===== Information given
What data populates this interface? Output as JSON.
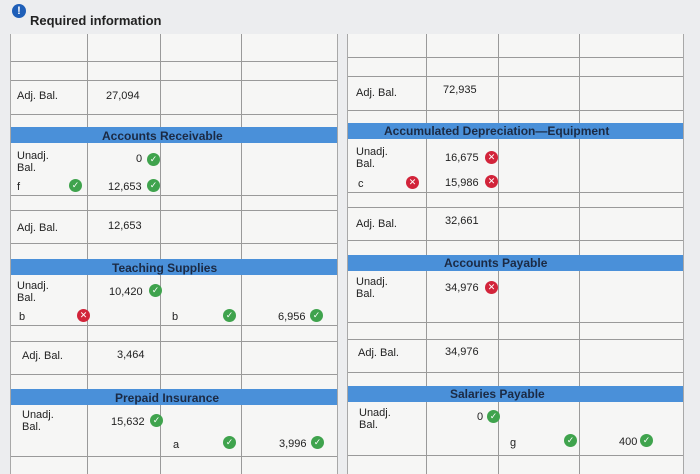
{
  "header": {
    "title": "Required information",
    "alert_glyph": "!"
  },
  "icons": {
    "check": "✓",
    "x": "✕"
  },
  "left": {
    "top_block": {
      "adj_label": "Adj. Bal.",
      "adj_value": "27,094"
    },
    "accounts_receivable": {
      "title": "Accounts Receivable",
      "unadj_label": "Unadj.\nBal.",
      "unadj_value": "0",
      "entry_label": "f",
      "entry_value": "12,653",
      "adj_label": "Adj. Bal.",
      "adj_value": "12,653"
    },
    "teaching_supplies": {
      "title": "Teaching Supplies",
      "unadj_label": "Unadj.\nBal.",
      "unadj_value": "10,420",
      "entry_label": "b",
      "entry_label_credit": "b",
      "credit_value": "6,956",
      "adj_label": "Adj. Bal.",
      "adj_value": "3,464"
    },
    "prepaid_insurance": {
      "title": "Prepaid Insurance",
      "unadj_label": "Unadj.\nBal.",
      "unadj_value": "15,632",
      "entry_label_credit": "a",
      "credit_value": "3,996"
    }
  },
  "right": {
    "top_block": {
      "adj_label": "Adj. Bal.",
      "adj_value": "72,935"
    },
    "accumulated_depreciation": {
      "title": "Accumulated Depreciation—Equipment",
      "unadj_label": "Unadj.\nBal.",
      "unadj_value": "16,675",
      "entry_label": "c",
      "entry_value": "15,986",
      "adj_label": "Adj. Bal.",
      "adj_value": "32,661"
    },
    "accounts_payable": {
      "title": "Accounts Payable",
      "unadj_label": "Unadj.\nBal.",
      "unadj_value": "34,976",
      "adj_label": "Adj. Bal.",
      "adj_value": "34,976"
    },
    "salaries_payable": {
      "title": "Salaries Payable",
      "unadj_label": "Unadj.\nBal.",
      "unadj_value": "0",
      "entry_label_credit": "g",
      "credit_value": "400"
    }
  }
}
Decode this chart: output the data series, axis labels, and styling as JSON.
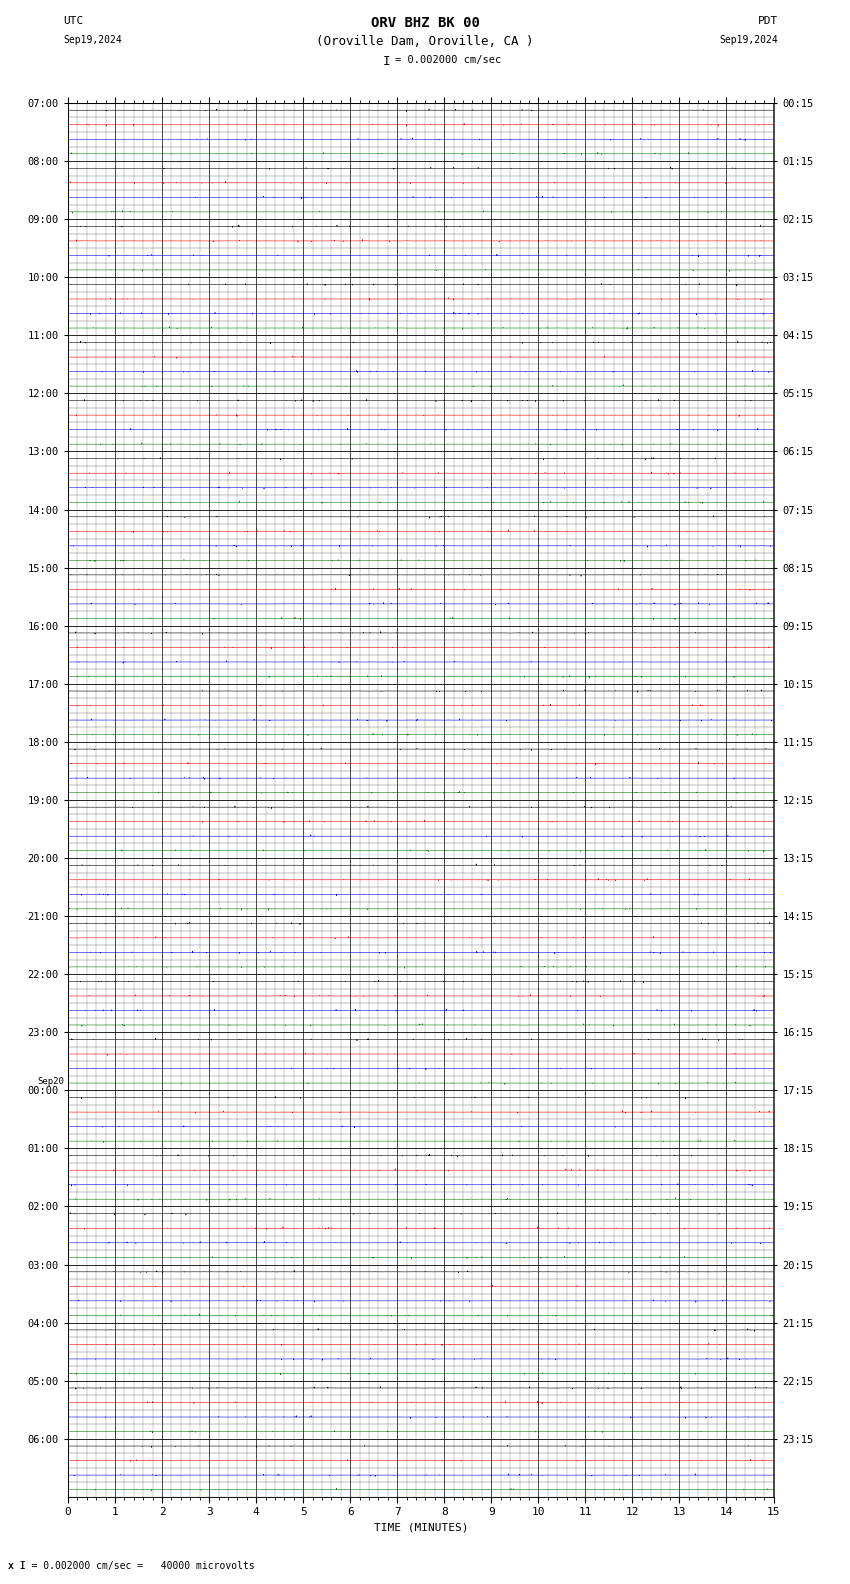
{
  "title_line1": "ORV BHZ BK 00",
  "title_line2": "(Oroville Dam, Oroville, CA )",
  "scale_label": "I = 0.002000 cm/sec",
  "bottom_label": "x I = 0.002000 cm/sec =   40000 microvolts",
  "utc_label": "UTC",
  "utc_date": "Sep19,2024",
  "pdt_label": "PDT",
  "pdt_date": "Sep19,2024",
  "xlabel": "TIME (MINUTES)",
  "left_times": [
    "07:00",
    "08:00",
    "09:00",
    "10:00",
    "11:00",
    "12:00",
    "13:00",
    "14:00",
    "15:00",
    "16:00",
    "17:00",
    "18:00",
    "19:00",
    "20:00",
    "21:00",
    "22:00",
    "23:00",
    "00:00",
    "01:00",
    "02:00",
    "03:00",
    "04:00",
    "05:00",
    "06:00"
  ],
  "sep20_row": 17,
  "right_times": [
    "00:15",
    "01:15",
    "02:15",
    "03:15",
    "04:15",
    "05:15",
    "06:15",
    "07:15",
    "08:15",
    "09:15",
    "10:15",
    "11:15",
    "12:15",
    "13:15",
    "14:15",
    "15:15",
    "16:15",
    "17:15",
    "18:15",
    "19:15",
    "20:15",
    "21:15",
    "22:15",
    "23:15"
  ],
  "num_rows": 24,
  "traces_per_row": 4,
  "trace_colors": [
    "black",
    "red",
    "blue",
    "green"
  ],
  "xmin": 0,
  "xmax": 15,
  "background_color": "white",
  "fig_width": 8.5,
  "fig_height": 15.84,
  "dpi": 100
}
==========
Exercise instructions:
Repeat the preceding records precisely, and leave every picture out of the copy.

Solution for this task:
What data populates this interface? Output as JSON.
{
  "header": {
    "title": "Required information",
    "alert_glyph": "!"
  },
  "icons": {
    "check": "✓",
    "x": "✕"
  },
  "left": {
    "top_block": {
      "adj_label": "Adj. Bal.",
      "adj_value": "27,094"
    },
    "accounts_receivable": {
      "title": "Accounts Receivable",
      "unadj_label": "Unadj.\nBal.",
      "unadj_value": "0",
      "entry_label": "f",
      "entry_value": "12,653",
      "adj_label": "Adj. Bal.",
      "adj_value": "12,653"
    },
    "teaching_supplies": {
      "title": "Teaching Supplies",
      "unadj_label": "Unadj.\nBal.",
      "unadj_value": "10,420",
      "entry_label": "b",
      "entry_label_credit": "b",
      "credit_value": "6,956",
      "adj_label": "Adj. Bal.",
      "adj_value": "3,464"
    },
    "prepaid_insurance": {
      "title": "Prepaid Insurance",
      "unadj_label": "Unadj.\nBal.",
      "unadj_value": "15,632",
      "entry_label_credit": "a",
      "credit_value": "3,996"
    }
  },
  "right": {
    "top_block": {
      "adj_label": "Adj. Bal.",
      "adj_value": "72,935"
    },
    "accumulated_depreciation": {
      "title": "Accumulated Depreciation—Equipment",
      "unadj_label": "Unadj.\nBal.",
      "unadj_value": "16,675",
      "entry_label": "c",
      "entry_value": "15,986",
      "adj_label": "Adj. Bal.",
      "adj_value": "32,661"
    },
    "accounts_payable": {
      "title": "Accounts Payable",
      "unadj_label": "Unadj.\nBal.",
      "unadj_value": "34,976",
      "adj_label": "Adj. Bal.",
      "adj_value": "34,976"
    },
    "salaries_payable": {
      "title": "Salaries Payable",
      "unadj_label": "Unadj.\nBal.",
      "unadj_value": "0",
      "entry_label_credit": "g",
      "credit_value": "400"
    }
  }
}
Decode this chart: output the data series, axis labels, and styling as JSON.
{
  "title_line1": "ORV BHZ BK 00",
  "title_line2": "(Oroville Dam, Oroville, CA )",
  "scale_label": "I = 0.002000 cm/sec",
  "bottom_label": "x I = 0.002000 cm/sec =   40000 microvolts",
  "utc_label": "UTC",
  "utc_date": "Sep19,2024",
  "pdt_label": "PDT",
  "pdt_date": "Sep19,2024",
  "xlabel": "TIME (MINUTES)",
  "left_times": [
    "07:00",
    "08:00",
    "09:00",
    "10:00",
    "11:00",
    "12:00",
    "13:00",
    "14:00",
    "15:00",
    "16:00",
    "17:00",
    "18:00",
    "19:00",
    "20:00",
    "21:00",
    "22:00",
    "23:00",
    "00:00",
    "01:00",
    "02:00",
    "03:00",
    "04:00",
    "05:00",
    "06:00"
  ],
  "sep20_row": 17,
  "right_times": [
    "00:15",
    "01:15",
    "02:15",
    "03:15",
    "04:15",
    "05:15",
    "06:15",
    "07:15",
    "08:15",
    "09:15",
    "10:15",
    "11:15",
    "12:15",
    "13:15",
    "14:15",
    "15:15",
    "16:15",
    "17:15",
    "18:15",
    "19:15",
    "20:15",
    "21:15",
    "22:15",
    "23:15"
  ],
  "num_rows": 24,
  "traces_per_row": 4,
  "trace_colors": [
    "black",
    "red",
    "blue",
    "green"
  ],
  "xmin": 0,
  "xmax": 15,
  "background_color": "white",
  "fig_width": 8.5,
  "fig_height": 15.84,
  "dpi": 100
}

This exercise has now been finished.